Requirement: Reproduce every line of the listing below without changing anything.

-- Start of Dataset records --

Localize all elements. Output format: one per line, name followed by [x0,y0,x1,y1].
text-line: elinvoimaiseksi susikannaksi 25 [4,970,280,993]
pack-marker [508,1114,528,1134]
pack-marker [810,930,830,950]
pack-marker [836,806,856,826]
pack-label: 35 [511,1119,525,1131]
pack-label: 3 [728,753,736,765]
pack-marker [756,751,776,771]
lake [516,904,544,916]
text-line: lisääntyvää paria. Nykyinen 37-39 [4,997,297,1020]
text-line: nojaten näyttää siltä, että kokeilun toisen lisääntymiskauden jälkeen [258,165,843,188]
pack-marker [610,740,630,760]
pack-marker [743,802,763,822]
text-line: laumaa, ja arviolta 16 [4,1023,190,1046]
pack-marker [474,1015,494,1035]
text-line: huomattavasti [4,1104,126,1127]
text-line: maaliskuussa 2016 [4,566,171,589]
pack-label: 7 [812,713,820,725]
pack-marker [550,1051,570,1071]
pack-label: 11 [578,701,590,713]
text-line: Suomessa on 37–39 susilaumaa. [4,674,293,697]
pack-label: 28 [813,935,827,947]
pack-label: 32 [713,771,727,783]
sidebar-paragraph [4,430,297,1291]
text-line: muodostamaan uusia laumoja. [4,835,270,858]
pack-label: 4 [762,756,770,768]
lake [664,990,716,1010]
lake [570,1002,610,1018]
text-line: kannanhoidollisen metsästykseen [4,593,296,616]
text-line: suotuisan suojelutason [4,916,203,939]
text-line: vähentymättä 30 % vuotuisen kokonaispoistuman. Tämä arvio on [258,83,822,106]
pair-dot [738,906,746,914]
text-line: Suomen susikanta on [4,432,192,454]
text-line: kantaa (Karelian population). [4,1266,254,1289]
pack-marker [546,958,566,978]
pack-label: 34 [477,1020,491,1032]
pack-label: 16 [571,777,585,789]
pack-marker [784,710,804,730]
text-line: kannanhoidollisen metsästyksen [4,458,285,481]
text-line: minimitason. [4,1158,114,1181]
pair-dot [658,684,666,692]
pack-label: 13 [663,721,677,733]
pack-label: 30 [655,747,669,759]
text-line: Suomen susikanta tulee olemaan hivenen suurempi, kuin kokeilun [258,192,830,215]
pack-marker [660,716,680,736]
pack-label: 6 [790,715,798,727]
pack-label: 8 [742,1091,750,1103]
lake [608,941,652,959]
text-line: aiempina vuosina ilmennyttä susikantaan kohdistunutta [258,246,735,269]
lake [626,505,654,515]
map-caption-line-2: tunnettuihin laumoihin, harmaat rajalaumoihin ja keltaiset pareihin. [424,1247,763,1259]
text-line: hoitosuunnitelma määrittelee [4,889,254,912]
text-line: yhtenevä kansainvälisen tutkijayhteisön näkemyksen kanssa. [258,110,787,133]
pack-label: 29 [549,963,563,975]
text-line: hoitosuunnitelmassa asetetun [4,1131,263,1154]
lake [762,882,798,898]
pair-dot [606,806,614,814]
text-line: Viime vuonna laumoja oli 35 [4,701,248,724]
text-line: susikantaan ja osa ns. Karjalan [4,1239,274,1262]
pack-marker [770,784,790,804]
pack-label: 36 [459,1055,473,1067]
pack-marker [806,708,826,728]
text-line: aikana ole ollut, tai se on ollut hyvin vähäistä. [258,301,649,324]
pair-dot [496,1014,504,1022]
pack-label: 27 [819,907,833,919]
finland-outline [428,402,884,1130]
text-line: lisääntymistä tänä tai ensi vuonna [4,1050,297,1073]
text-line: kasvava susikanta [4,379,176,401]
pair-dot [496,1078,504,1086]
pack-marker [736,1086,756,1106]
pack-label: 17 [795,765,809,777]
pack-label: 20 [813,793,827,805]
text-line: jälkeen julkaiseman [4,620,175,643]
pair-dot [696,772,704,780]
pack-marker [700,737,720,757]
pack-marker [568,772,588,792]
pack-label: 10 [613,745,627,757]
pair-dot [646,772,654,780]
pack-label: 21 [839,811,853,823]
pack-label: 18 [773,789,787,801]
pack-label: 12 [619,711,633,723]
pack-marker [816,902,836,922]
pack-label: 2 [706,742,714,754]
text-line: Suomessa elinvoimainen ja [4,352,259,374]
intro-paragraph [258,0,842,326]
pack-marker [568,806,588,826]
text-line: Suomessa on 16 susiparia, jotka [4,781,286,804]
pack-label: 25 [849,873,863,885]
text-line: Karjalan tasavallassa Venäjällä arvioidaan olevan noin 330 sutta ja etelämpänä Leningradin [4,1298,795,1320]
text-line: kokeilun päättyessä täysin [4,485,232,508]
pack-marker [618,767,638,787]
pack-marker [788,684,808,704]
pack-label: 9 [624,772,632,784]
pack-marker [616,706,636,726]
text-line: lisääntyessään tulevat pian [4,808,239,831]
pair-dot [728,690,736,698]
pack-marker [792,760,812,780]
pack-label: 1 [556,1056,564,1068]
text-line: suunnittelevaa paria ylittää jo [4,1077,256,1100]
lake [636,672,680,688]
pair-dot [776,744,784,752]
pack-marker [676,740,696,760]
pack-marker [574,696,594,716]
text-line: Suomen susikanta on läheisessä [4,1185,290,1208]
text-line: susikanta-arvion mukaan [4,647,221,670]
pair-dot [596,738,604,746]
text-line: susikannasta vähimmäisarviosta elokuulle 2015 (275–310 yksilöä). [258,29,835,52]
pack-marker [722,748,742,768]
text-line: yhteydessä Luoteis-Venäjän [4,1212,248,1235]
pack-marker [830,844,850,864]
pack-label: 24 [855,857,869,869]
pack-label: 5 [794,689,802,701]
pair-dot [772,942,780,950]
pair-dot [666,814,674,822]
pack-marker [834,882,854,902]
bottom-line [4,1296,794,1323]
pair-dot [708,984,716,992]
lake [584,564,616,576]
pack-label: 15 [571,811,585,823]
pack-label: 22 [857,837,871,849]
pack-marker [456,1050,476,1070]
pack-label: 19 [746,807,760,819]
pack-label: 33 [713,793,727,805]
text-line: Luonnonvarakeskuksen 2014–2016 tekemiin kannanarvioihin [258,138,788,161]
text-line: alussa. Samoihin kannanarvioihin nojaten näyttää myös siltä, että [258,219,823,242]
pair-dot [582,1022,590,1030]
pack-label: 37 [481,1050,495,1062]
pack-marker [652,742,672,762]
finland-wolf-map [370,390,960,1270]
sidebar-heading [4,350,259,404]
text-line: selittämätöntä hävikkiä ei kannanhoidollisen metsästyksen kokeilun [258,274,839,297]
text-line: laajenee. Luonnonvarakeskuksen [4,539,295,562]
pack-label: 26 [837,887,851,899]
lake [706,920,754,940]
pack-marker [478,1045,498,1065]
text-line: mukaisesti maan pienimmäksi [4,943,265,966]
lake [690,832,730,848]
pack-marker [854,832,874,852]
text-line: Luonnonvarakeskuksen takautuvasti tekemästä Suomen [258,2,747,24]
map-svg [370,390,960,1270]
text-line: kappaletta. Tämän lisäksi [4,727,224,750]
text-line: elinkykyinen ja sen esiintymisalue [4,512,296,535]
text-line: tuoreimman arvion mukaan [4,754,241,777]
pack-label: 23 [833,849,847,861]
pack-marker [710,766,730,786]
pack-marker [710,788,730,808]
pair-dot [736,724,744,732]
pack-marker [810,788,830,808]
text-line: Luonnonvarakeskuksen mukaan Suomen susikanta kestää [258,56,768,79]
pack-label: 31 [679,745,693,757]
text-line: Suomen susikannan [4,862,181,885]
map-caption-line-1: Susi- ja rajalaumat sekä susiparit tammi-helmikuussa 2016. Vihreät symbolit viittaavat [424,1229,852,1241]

-- End of Dataset records --

Output for this exercise:
Localize all elements. Output format: one per line, name followed by [x0,y0,x1,y1].
text-line: elinvoimaiseksi susikannaksi 25 [4,970,280,993]
pack-marker [508,1114,528,1134]
pack-marker [810,930,830,950]
pack-marker [836,806,856,826]
pack-label: 35 [511,1119,525,1131]
pack-label: 3 [728,753,736,765]
pack-marker [756,751,776,771]
lake [516,904,544,916]
text-line: lisääntyvää paria. Nykyinen 37-39 [4,997,297,1020]
text-line: nojaten näyttää siltä, että kokeilun toisen lisääntymiskauden jälkeen [258,165,843,188]
pack-marker [610,740,630,760]
pack-marker [743,802,763,822]
text-line: laumaa, ja arviolta 16 [4,1023,190,1046]
pack-marker [474,1015,494,1035]
text-line: huomattavasti [4,1104,126,1127]
text-line: maaliskuussa 2016 [4,566,171,589]
pack-label: 7 [812,713,820,725]
pack-marker [550,1051,570,1071]
pack-label: 11 [578,701,590,713]
text-line: Suomessa on 37–39 susilaumaa. [4,674,293,697]
pack-label: 28 [813,935,827,947]
pack-label: 32 [713,771,727,783]
sidebar-paragraph [4,430,297,1291]
text-line: muodostamaan uusia laumoja. [4,835,270,858]
pack-label: 4 [762,756,770,768]
lake [664,990,716,1010]
lake [570,1002,610,1018]
text-line: kannanhoidollisen metsästykseen [4,593,296,616]
text-line: suotuisan suojelutason [4,916,203,939]
text-line: vähentymättä 30 % vuotuisen kokonaispoistuman. Tämä arvio on [258,83,822,106]
pair-dot [738,906,746,914]
text-line: Suomen susikanta on [4,432,192,454]
text-line: kantaa (Karelian population). [4,1266,254,1289]
pack-marker [546,958,566,978]
pack-label: 34 [477,1020,491,1032]
pack-label: 16 [571,777,585,789]
pack-marker [784,710,804,730]
text-line: kannanhoidollisen metsästyksen [4,458,285,481]
text-line: minimitason. [4,1158,114,1181]
pair-dot [658,684,666,692]
pack-label: 13 [663,721,677,733]
pack-label: 30 [655,747,669,759]
text-line: Suomen susikanta tulee olemaan hivenen suurempi, kuin kokeilun [258,192,830,215]
pack-marker [660,716,680,736]
pack-label: 6 [790,715,798,727]
pack-label: 8 [742,1091,750,1103]
lake [608,941,652,959]
text-line: aiempina vuosina ilmennyttä susikantaan kohdistunutta [258,246,735,269]
lake [626,505,654,515]
map-caption-line-2: tunnettuihin laumoihin, harmaat rajalaumoihin ja keltaiset pareihin. [424,1247,763,1259]
text-line: hoitosuunnitelma määrittelee [4,889,254,912]
text-line: yhtenevä kansainvälisen tutkijayhteisön näkemyksen kanssa. [258,110,787,133]
pack-label: 29 [549,963,563,975]
text-line: hoitosuunnitelmassa asetetun [4,1131,263,1154]
lake [762,882,798,898]
pair-dot [606,806,614,814]
text-line: Viime vuonna laumoja oli 35 [4,701,248,724]
text-line: susikantaan ja osa ns. Karjalan [4,1239,274,1262]
pack-marker [770,784,790,804]
pack-label: 36 [459,1055,473,1067]
pack-marker [806,708,826,728]
text-line: aikana ole ollut, tai se on ollut hyvin vähäistä. [258,301,649,324]
pair-dot [496,1014,504,1022]
pack-label: 27 [819,907,833,919]
finland-outline [428,402,884,1130]
text-line: lisääntymistä tänä tai ensi vuonna [4,1050,297,1073]
text-line: kasvava susikanta [4,379,176,401]
pair-dot [496,1078,504,1086]
pack-marker [736,1086,756,1106]
pack-label: 17 [795,765,809,777]
pack-label: 20 [813,793,827,805]
text-line: jälkeen julkaiseman [4,620,175,643]
pair-dot [696,772,704,780]
pack-marker [700,737,720,757]
pack-marker [568,772,588,792]
pack-label: 10 [613,745,627,757]
pair-dot [646,772,654,780]
pack-label: 21 [839,811,853,823]
pack-label: 18 [773,789,787,801]
pack-label: 12 [619,711,633,723]
pack-marker [816,902,836,922]
pack-label: 2 [706,742,714,754]
text-line: Suomessa elinvoimainen ja [4,352,259,374]
intro-paragraph [258,0,842,326]
pack-marker [568,806,588,826]
text-line: Suomessa on 16 susiparia, jotka [4,781,286,804]
pack-label: 25 [849,873,863,885]
text-line: Karjalan tasavallassa Venäjällä arvioidaan olevan noin 330 sutta ja etelämpänä Leningradin [4,1298,795,1320]
text-line: kokeilun päättyessä täysin [4,485,232,508]
pack-marker [618,767,638,787]
pack-marker [788,684,808,704]
pack-label: 9 [624,772,632,784]
pack-marker [616,706,636,726]
text-line: lisääntyessään tulevat pian [4,808,239,831]
pair-dot [728,690,736,698]
pack-marker [792,760,812,780]
pack-label: 1 [556,1056,564,1068]
text-line: suunnittelevaa paria ylittää jo [4,1077,256,1100]
lake [636,672,680,688]
pair-dot [776,744,784,752]
pack-marker [676,740,696,760]
pack-marker [574,696,594,716]
text-line: Suomen susikanta on läheisessä [4,1185,290,1208]
text-line: susikanta-arvion mukaan [4,647,221,670]
pair-dot [596,738,604,746]
text-line: susikannasta vähimmäisarviosta elokuulle 2015 (275–310 yksilöä). [258,29,835,52]
pack-marker [722,748,742,768]
text-line: yhteydessä Luoteis-Venäjän [4,1212,248,1235]
pack-marker [830,844,850,864]
pack-label: 24 [855,857,869,869]
pack-label: 5 [794,689,802,701]
pair-dot [772,942,780,950]
pair-dot [666,814,674,822]
pack-marker [834,882,854,902]
bottom-line [4,1296,794,1323]
pair-dot [708,984,716,992]
lake [584,564,616,576]
pack-label: 15 [571,811,585,823]
pack-label: 22 [857,837,871,849]
pack-marker [456,1050,476,1070]
pack-label: 19 [746,807,760,819]
pack-label: 33 [713,793,727,805]
text-line: Luonnonvarakeskuksen 2014–2016 tekemiin kannanarvioihin [258,138,788,161]
text-line: alussa. Samoihin kannanarvioihin nojaten näyttää myös siltä, että [258,219,823,242]
pair-dot [582,1022,590,1030]
pack-label: 37 [481,1050,495,1062]
pack-marker [652,742,672,762]
finland-wolf-map [370,390,960,1270]
sidebar-heading [4,350,259,404]
text-line: selittämätöntä hävikkiä ei kannanhoidollisen metsästyksen kokeilun [258,274,839,297]
text-line: laajenee. Luonnonvarakeskuksen [4,539,295,562]
pack-label: 26 [837,887,851,899]
lake [706,920,754,940]
pack-marker [478,1045,498,1065]
text-line: mukaisesti maan pienimmäksi [4,943,265,966]
lake [690,832,730,848]
pack-marker [854,832,874,852]
text-line: Luonnonvarakeskuksen takautuvasti tekemästä Suomen [258,2,747,24]
map-svg [370,390,960,1270]
text-line: kappaletta. Tämän lisäksi [4,727,224,750]
text-line: elinkykyinen ja sen esiintymisalue [4,512,296,535]
text-line: tuoreimman arvion mukaan [4,754,241,777]
pack-label: 23 [833,849,847,861]
pack-marker [710,766,730,786]
pack-marker [710,788,730,808]
pair-dot [736,724,744,732]
pack-marker [810,788,830,808]
text-line: Luonnonvarakeskuksen mukaan Suomen susikanta kestää [258,56,768,79]
pack-label: 31 [679,745,693,757]
text-line: Suomen susikannan [4,862,181,885]
map-caption-line-1: Susi- ja rajalaumat sekä susiparit tammi-helmikuussa 2016. Vihreät symbolit viittaavat [424,1229,852,1241]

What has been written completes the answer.